Reproduce the following lines exactly as they appear, omitting the pictures from your output.

• Available data
|---|
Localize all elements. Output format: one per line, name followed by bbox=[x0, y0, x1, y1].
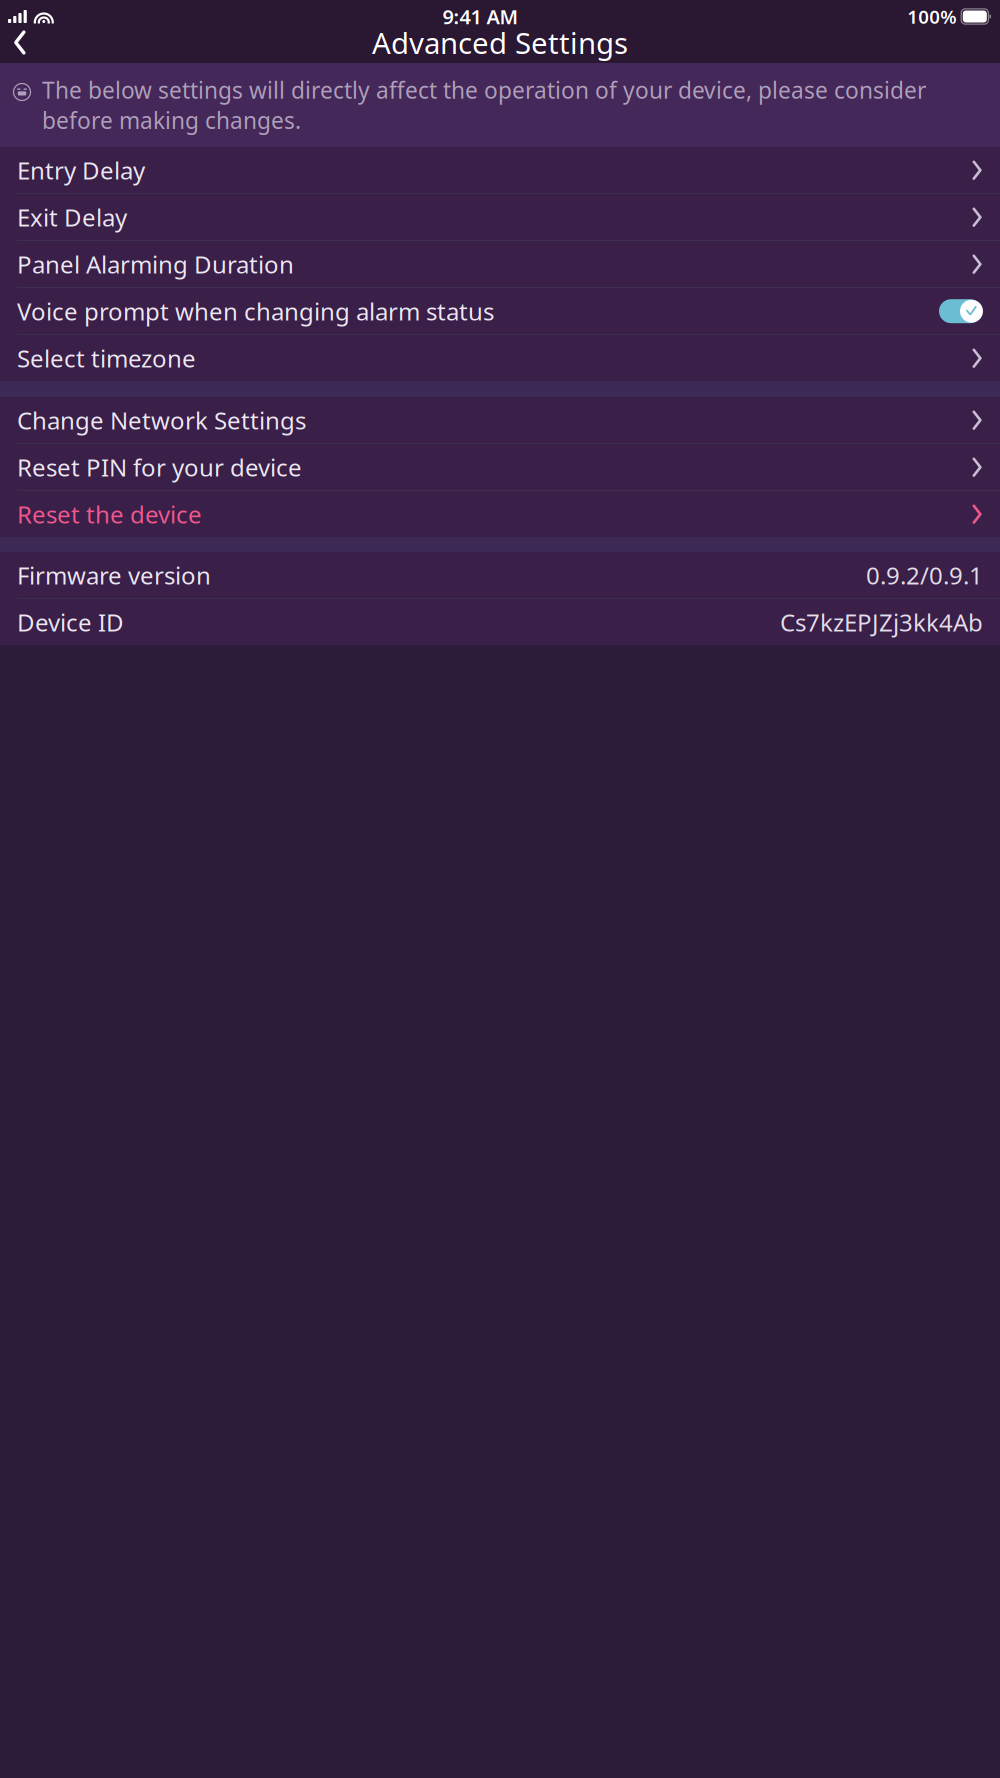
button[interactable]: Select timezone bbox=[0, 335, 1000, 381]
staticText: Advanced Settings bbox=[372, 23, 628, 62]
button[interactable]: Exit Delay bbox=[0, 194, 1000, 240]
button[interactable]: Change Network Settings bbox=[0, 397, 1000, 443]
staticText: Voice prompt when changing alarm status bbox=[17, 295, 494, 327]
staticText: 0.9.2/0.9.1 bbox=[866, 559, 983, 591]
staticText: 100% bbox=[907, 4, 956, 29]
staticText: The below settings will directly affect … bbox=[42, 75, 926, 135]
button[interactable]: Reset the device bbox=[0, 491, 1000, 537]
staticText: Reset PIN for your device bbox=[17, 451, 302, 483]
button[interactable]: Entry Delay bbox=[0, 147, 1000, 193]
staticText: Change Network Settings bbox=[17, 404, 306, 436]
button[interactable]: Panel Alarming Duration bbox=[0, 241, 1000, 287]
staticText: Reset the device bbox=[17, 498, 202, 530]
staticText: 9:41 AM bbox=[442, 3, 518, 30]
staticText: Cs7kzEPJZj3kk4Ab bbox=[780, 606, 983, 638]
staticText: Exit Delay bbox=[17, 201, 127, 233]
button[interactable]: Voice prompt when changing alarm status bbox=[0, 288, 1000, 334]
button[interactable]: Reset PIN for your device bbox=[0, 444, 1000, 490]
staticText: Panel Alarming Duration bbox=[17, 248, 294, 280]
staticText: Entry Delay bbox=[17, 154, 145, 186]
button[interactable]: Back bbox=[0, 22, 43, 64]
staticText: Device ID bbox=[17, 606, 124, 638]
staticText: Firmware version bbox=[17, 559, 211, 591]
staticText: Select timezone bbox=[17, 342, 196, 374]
|---|
• Complete response
Localize all elements. Output format: one per line, name followed by bbox=[x0, y0, x1, y1].
button[interactable]: Select timezone bbox=[0, 335, 1000, 381]
staticText: Advanced Settings bbox=[372, 23, 628, 62]
button[interactable]: Exit Delay bbox=[0, 194, 1000, 240]
button[interactable]: Change Network Settings bbox=[0, 397, 1000, 443]
staticText: Voice prompt when changing alarm status bbox=[17, 295, 494, 327]
staticText: 0.9.2/0.9.1 bbox=[866, 559, 983, 591]
staticText: 100% bbox=[907, 4, 956, 29]
staticText: The below settings will directly affect … bbox=[42, 75, 926, 135]
button[interactable]: Reset the device bbox=[0, 491, 1000, 537]
staticText: Reset PIN for your device bbox=[17, 451, 302, 483]
button[interactable]: Entry Delay bbox=[0, 147, 1000, 193]
staticText: Change Network Settings bbox=[17, 404, 306, 436]
button[interactable]: Panel Alarming Duration bbox=[0, 241, 1000, 287]
staticText: Reset the device bbox=[17, 498, 202, 530]
staticText: 9:41 AM bbox=[442, 3, 518, 30]
staticText: Cs7kzEPJZj3kk4Ab bbox=[780, 606, 983, 638]
staticText: Exit Delay bbox=[17, 201, 127, 233]
button[interactable]: Voice prompt when changing alarm status bbox=[0, 288, 1000, 334]
button[interactable]: Reset PIN for your device bbox=[0, 444, 1000, 490]
staticText: Panel Alarming Duration bbox=[17, 248, 294, 280]
staticText: Entry Delay bbox=[17, 154, 145, 186]
button[interactable]: Back bbox=[0, 22, 43, 64]
staticText: Device ID bbox=[17, 606, 124, 638]
staticText: Firmware version bbox=[17, 559, 211, 591]
staticText: Select timezone bbox=[17, 342, 196, 374]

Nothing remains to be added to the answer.